Written request »
Set out the listing as a numbered list with blank lines omitted, beginning at its first line and ending with the line that contains "right-ear-point[interactable] (309, 597, 324, 612)", both included.

▼

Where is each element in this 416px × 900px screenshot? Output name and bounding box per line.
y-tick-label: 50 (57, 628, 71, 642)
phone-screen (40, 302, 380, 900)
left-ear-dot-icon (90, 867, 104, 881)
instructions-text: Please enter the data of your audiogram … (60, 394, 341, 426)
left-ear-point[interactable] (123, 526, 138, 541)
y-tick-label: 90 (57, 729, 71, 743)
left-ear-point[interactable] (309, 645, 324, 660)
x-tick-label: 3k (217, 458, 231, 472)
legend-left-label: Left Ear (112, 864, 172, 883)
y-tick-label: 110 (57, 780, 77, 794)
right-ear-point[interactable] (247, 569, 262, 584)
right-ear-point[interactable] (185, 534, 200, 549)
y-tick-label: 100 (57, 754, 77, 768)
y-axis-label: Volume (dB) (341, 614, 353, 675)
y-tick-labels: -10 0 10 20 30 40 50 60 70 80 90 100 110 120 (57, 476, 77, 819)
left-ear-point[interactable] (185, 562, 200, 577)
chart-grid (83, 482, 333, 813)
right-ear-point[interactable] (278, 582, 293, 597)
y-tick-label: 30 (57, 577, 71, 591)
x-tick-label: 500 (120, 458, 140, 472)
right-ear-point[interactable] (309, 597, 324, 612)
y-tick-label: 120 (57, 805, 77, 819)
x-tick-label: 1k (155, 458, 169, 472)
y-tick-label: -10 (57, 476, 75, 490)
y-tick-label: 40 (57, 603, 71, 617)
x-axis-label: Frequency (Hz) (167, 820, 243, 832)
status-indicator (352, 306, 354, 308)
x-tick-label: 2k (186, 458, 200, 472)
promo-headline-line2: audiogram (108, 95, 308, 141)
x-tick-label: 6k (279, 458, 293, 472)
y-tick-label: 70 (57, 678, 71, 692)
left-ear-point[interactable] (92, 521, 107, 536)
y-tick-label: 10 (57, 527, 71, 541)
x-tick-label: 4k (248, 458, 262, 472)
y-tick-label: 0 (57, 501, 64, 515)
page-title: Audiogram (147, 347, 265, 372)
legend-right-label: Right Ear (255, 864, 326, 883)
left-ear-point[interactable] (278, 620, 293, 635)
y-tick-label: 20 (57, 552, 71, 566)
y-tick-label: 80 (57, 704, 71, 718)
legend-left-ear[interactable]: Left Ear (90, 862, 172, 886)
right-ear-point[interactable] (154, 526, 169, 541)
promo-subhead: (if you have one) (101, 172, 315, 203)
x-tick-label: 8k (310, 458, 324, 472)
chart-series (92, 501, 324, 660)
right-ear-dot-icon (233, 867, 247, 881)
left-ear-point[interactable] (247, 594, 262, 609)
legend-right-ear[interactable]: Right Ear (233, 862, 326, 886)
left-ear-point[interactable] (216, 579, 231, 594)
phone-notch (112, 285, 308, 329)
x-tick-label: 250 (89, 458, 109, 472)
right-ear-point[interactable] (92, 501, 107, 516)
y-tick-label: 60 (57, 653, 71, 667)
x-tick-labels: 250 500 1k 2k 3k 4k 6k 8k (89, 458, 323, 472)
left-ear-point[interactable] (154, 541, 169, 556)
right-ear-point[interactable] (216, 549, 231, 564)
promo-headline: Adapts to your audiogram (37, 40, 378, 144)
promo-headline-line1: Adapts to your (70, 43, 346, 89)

▲

Task result »
1. Where is each element in this 416px × 900px screenshot? Output name and bounding box per line.
2. y-tick-label: 50 (57, 628, 71, 642)
3. phone-screen (40, 302, 380, 900)
4. left-ear-dot-icon (90, 867, 104, 881)
5. instructions-text: Please enter the data of your audiogram … (60, 394, 341, 426)
6. left-ear-point[interactable] (123, 526, 138, 541)
7. y-tick-label: 90 (57, 729, 71, 743)
8. left-ear-point[interactable] (309, 645, 324, 660)
9. x-tick-label: 3k (217, 458, 231, 472)
10. legend-left-label: Left Ear (112, 864, 172, 883)
11. y-tick-label: 110 (57, 780, 77, 794)
12. right-ear-point[interactable] (247, 569, 262, 584)
13. right-ear-point[interactable] (185, 534, 200, 549)
14. y-tick-label: 100 (57, 754, 77, 768)
15. y-axis-label: Volume (dB) (341, 614, 353, 675)
16. y-tick-labels: -10 0 10 20 30 40 50 60 70 80 90 100 110 120 (57, 476, 77, 819)
17. left-ear-point[interactable] (185, 562, 200, 577)
18. chart-grid (83, 482, 333, 813)
19. right-ear-point[interactable] (278, 582, 293, 597)
20. y-tick-label: 30 (57, 577, 71, 591)
21. x-tick-label: 500 (120, 458, 140, 472)
22. right-ear-point[interactable] (309, 597, 324, 612)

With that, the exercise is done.